# [PROMPT]
Check each line below for the word "which", and copy those that have it.

(Collected data entries)

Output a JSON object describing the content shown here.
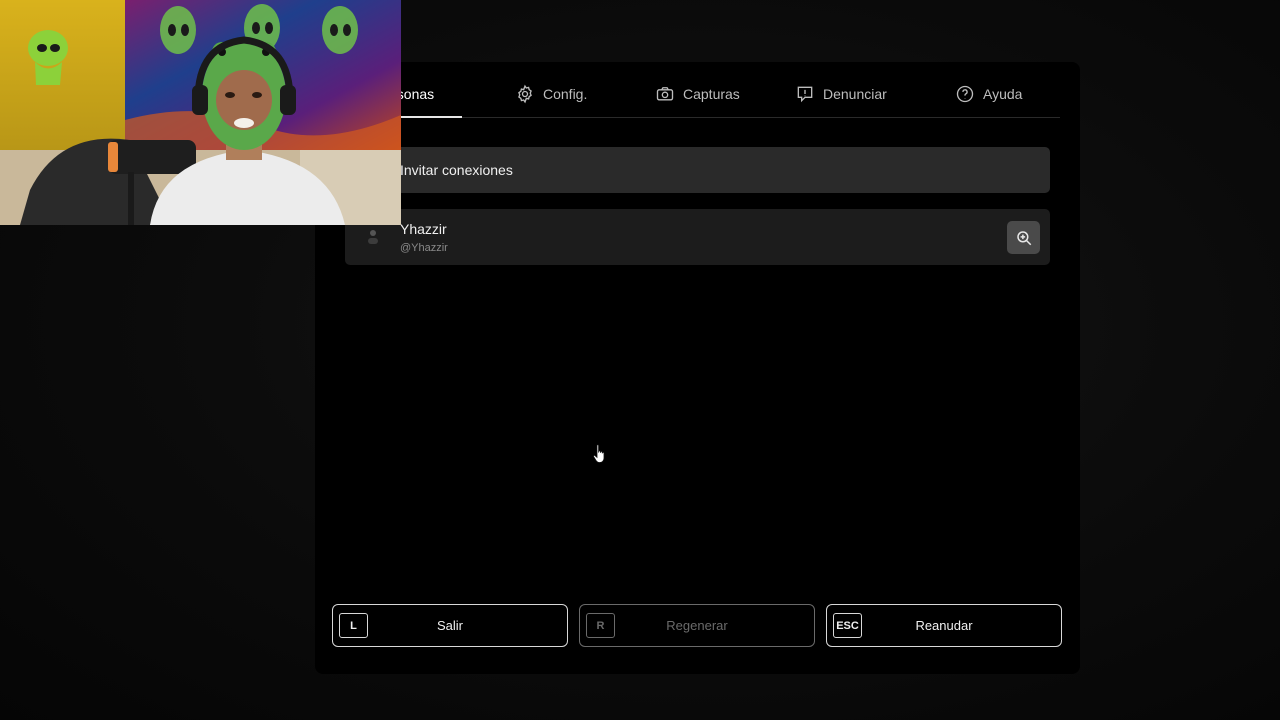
{
  "tabs": [
    {
      "label": "Personas",
      "icon": "people-icon",
      "active": true
    },
    {
      "label": "Config.",
      "icon": "gear-icon",
      "active": false
    },
    {
      "label": "Capturas",
      "icon": "camera-icon",
      "active": false
    },
    {
      "label": "Denunciar",
      "icon": "report-icon",
      "active": false
    },
    {
      "label": "Ayuda",
      "icon": "help-icon",
      "active": false
    }
  ],
  "invite": {
    "label": "Invitar conexiones"
  },
  "user": {
    "name": "Yhazzir",
    "handle": "@Yhazzir"
  },
  "actions": [
    {
      "key": "L",
      "label": "Salir",
      "enabled": true
    },
    {
      "key": "R",
      "label": "Regenerar",
      "enabled": false
    },
    {
      "key": "ESC",
      "label": "Reanudar",
      "enabled": true
    }
  ],
  "colors": {
    "panel": "#000000",
    "invite_bg": "#2a2a2a",
    "row_bg": "#1c1c1c",
    "border": "#d8d8d8",
    "disabled": "#6a6a6a"
  }
}
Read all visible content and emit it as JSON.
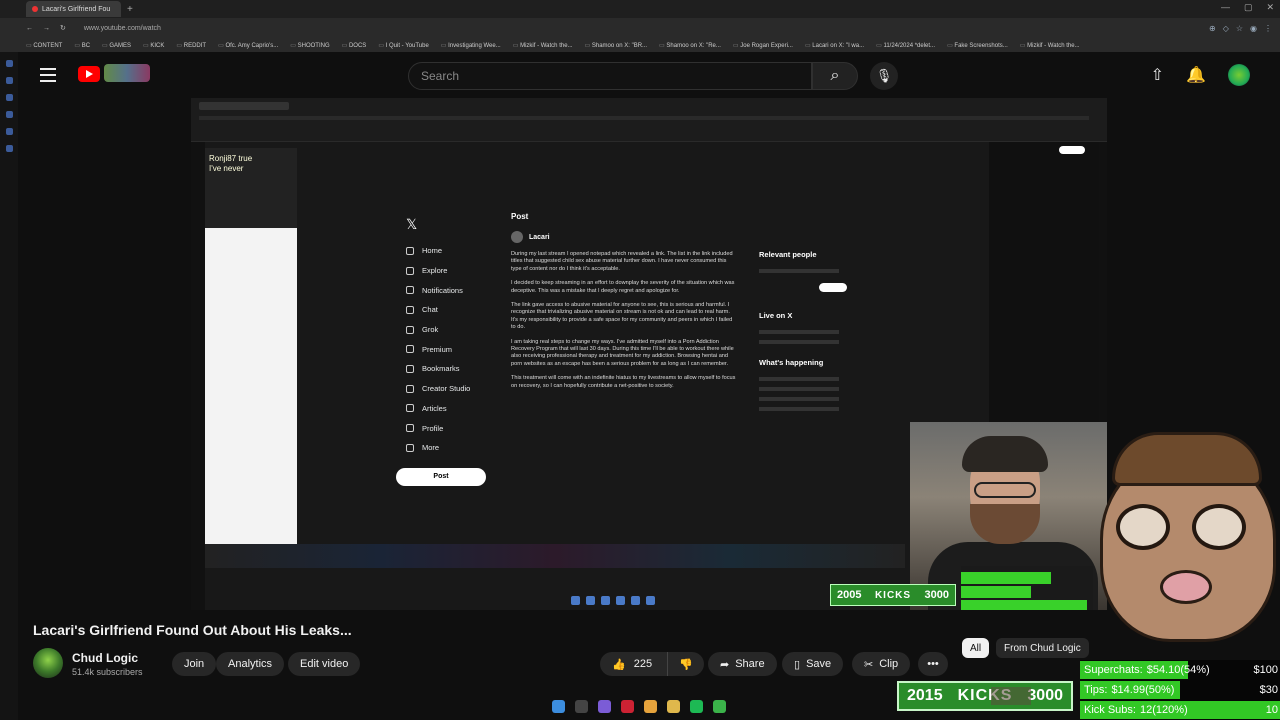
{
  "browser": {
    "tab_title": "Lacari's Girlfriend Fou",
    "url": "www.youtube.com/watch",
    "bookmarks": [
      "CONTENT",
      "BC",
      "GAMES",
      "KICK",
      "REDDIT",
      "Ofc. Amy Caprio's...",
      "SHOOTING",
      "DOCS",
      "I Quit - YouTube",
      "Investigating Wee...",
      "Mizkif - Watch the...",
      "Shamoo on X: \"BR...",
      "Shamoo on X: \"Re...",
      "Joe Rogan Experi...",
      "Lacari on X: \"I wa...",
      "11/24/2024 *delet...",
      "Fake Screenshots...",
      "Mizkif - Watch the..."
    ]
  },
  "header": {
    "search_placeholder": "Search"
  },
  "embedded": {
    "x_nav": [
      "Home",
      "Explore",
      "Notifications",
      "Chat",
      "Grok",
      "Premium",
      "Bookmarks",
      "Creator Studio",
      "Articles",
      "Profile",
      "More"
    ],
    "x_post_button": "Post",
    "post_header": "Post",
    "post_author": "Lacari",
    "post_paragraphs": [
      "During my last stream I opened notepad which revealed a link. The list in the link included titles that suggested child sex abuse material further down. I have never consumed this type of content nor do I think it's acceptable.",
      "I decided to keep streaming in an effort to downplay the severity of the situation which was deceptive. This was a mistake that I deeply regret and apologize for.",
      "The link gave access to abusive material for anyone to see, this is serious and harmful. I recognize that trivializing abusive material on stream is not ok and can lead to real harm. It's my responsibility to provide a safe space for my community and peers in which I failed to do.",
      "I am taking real steps to change my ways. I've admitted myself into a Porn Addiction Recovery Program that will last 30 days. During this time I'll be able to workout there while also receiving professional therapy and treatment for my addiction. Browsing hentai and porn websites as an escape has been a serious problem for as long as I can remember.",
      "This treatment will come with an indefinite hiatus to my livestreams to allow myself to focus on recovery, so I can hopefully contribute a net-positive to society."
    ],
    "right_headings": [
      "Relevant people",
      "Live on X",
      "What's happening"
    ],
    "kicks": {
      "current": "2005",
      "label": "KICKS",
      "goal": "3000"
    }
  },
  "video": {
    "title": "Lacari's Girlfriend Found Out About His Leaks...",
    "channel": "Chud Logic",
    "subscribers": "51.4k subscribers",
    "likes": "225",
    "buttons": {
      "join": "Join",
      "analytics": "Analytics",
      "edit": "Edit video",
      "share": "Share",
      "save": "Save",
      "clip": "Clip",
      "more": "•••"
    }
  },
  "chips": [
    "All",
    "From Chud Logic"
  ],
  "overlay": {
    "kicks": {
      "current": "2015",
      "label": "KICKS",
      "goal": "3000"
    },
    "supers": [
      {
        "label": "Superchats:",
        "value": "$54.10(54%)",
        "goal": "$100",
        "pct": 54
      },
      {
        "label": "Tips:",
        "value": "$14.99(50%)",
        "goal": "$30",
        "pct": 50
      },
      {
        "label": "Kick Subs:",
        "value": "12(120%)",
        "goal": "10",
        "pct": 100
      }
    ]
  },
  "colors": {
    "accent_green": "#32c825",
    "youtube_red": "#ff0000"
  }
}
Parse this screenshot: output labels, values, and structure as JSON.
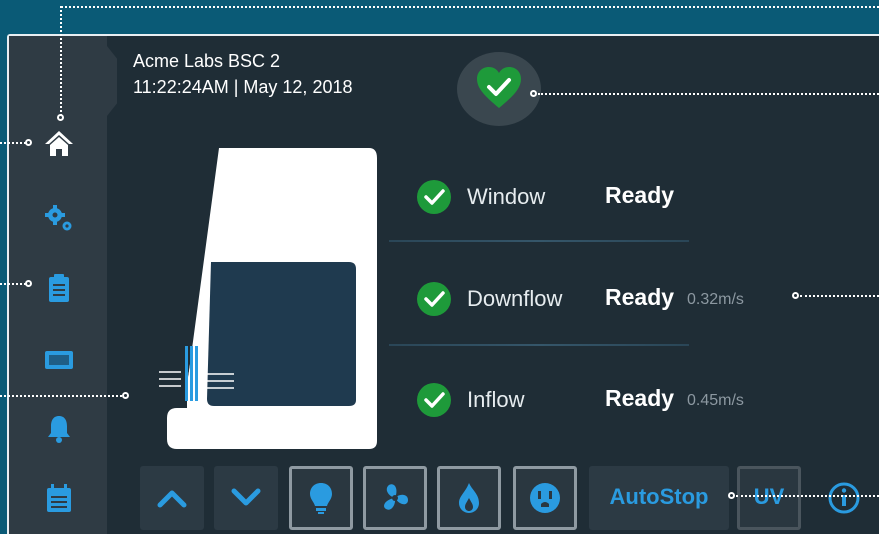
{
  "header": {
    "device_name": "Acme Labs BSC 2",
    "datetime": "11:22:24AM | May 12, 2018"
  },
  "status": {
    "overall": "heart-check-icon",
    "rows": [
      {
        "label": "Window",
        "value": "Ready",
        "extra": ""
      },
      {
        "label": "Downflow",
        "value": "Ready",
        "extra": "0.32m/s"
      },
      {
        "label": "Inflow",
        "value": "Ready",
        "extra": "0.45m/s"
      }
    ]
  },
  "sidebar": {
    "items": [
      {
        "icon": "home-icon"
      },
      {
        "icon": "gear-icon"
      },
      {
        "icon": "clipboard-icon"
      },
      {
        "icon": "display-icon"
      },
      {
        "icon": "bell-icon"
      },
      {
        "icon": "calendar-icon"
      }
    ]
  },
  "toolbar": {
    "autostop_label": "AutoStop",
    "uv_label": "UV"
  },
  "colors": {
    "accent": "#2a9be0",
    "ok_green": "#1e9a3a",
    "background": "#1f2d36",
    "frame": "#0a5a76"
  }
}
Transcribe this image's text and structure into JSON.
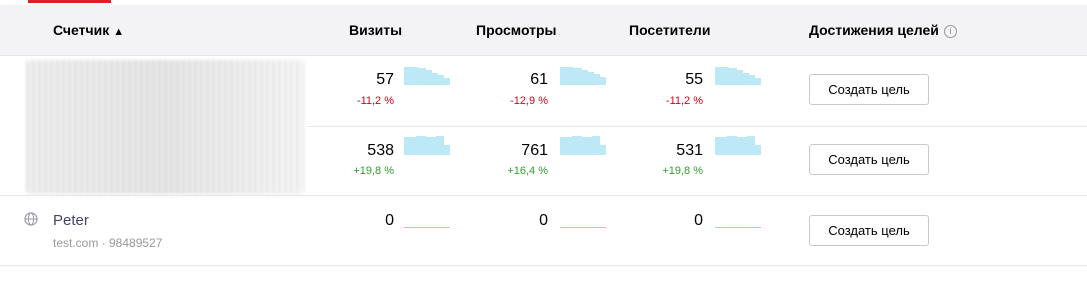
{
  "header": {
    "counter_label": "Счетчик",
    "sort_arrow": "▲",
    "visits_label": "Визиты",
    "views_label": "Просмотры",
    "visitors_label": "Посетители",
    "goals_label": "Достижения целей",
    "info_icon": "i"
  },
  "rows": [
    {
      "visits": "57",
      "visits_delta": "-11,2 %",
      "views": "61",
      "views_delta": "-12,9 %",
      "visitors": "55",
      "visitors_delta": "-11,2 %",
      "button_label": "Создать цель"
    },
    {
      "visits": "538",
      "visits_delta": "+19,8 %",
      "views": "761",
      "views_delta": "+16,4 %",
      "visitors": "531",
      "visitors_delta": "+19,8 %",
      "button_label": "Создать цель"
    },
    {
      "name": "Peter",
      "meta": "test.com · 98489527",
      "visits": "0",
      "views": "0",
      "visitors": "0",
      "button_label": "Создать цель"
    }
  ],
  "colors": {
    "accent": "#e31b23",
    "negative": "#d0021b",
    "positive": "#2e9e2e",
    "sparkline": "#bde8f6"
  }
}
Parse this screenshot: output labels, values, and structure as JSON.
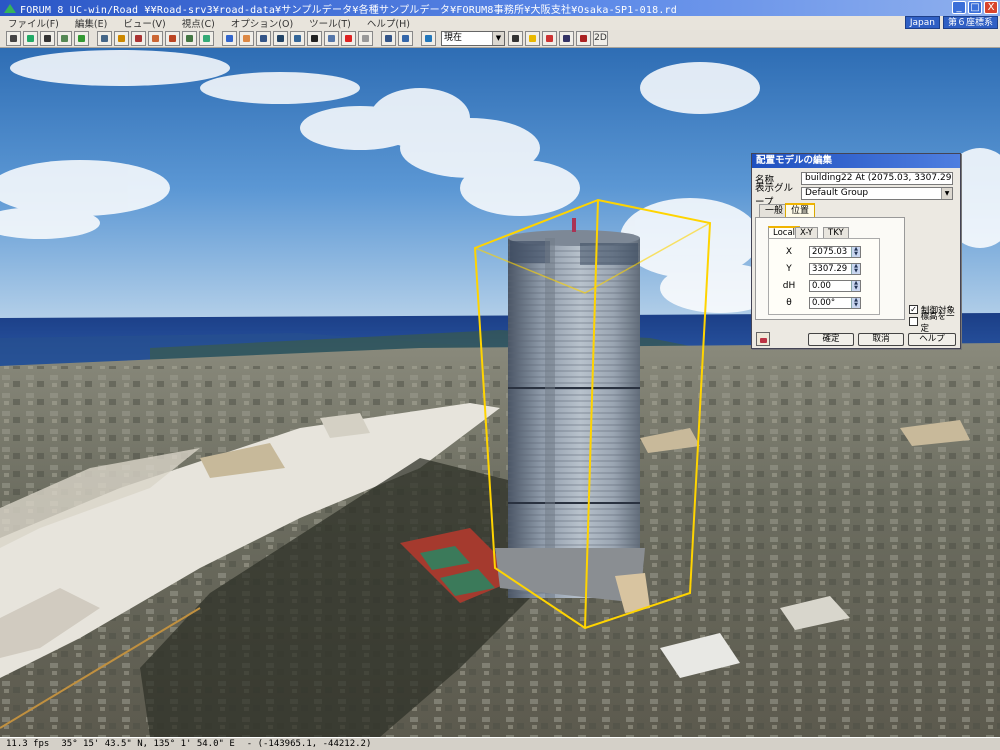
{
  "window": {
    "title": "FORUM 8   UC-win/Road   ¥¥Road-srv3¥road-data¥サンプルデータ¥各種サンプルデータ¥FORUM8事務所¥大阪支社¥Osaka-SP1-018.rd",
    "controls": [
      "_",
      "□",
      "X"
    ]
  },
  "menu": {
    "items": [
      "ファイル(F)",
      "編集(E)",
      "ビュー(V)",
      "視点(C)",
      "オプション(O)",
      "ツール(T)",
      "ヘルプ(H)"
    ],
    "locale": "Japan",
    "coord_system": "第６座標系"
  },
  "toolbar": {
    "time_select": "現在",
    "mode_2d": "2D"
  },
  "dialog": {
    "title": "配置モデルの編集",
    "name_label": "名称",
    "name_value": "building22 At (2075.03, 3307.29)",
    "group_label": "表示グループ",
    "group_value": "Default Group",
    "tabs": [
      "一般",
      "位置"
    ],
    "active_tab": "位置",
    "subtabs": [
      "Local",
      "X-Y",
      "TKY"
    ],
    "active_subtab": "Local",
    "fields": [
      {
        "label": "X",
        "value": "2075.03"
      },
      {
        "label": "Y",
        "value": "3307.29"
      },
      {
        "label": "dH",
        "value": "0.00"
      },
      {
        "label": "θ",
        "value": "0.00°"
      }
    ],
    "checkboxes": [
      {
        "label": "制御対象",
        "checked": true
      },
      {
        "label": "標高を一定",
        "checked": false
      }
    ],
    "buttons": {
      "ok": "確定",
      "cancel": "取消",
      "help": "ヘルプ"
    }
  },
  "status": {
    "fps": "11.3 fps",
    "latlon": "35°  15' 43.5\" N, 135°  1' 54.0\" E",
    "coords": "- (-143965.1, -44212.2)"
  }
}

# [COMPLETED EXERCISE]
      "During my last stream I opened notepad which revealed a link. The list in the link included titles that suggested child sex abuse material further down. I have never consumed this type of content nor do I think it's acceptable.",
      "I decided to keep streaming in an effort to downplay the severity of the situation which was deceptive. This was a mistake that I deeply regret and apologize for.",
      "The link gave access to abusive material for anyone to see, this is serious and harmful. I recognize that trivializing abusive material on stream is not ok and can lead to real harm. It's my responsibility to provide a safe space for my community and peers in which I failed to do.",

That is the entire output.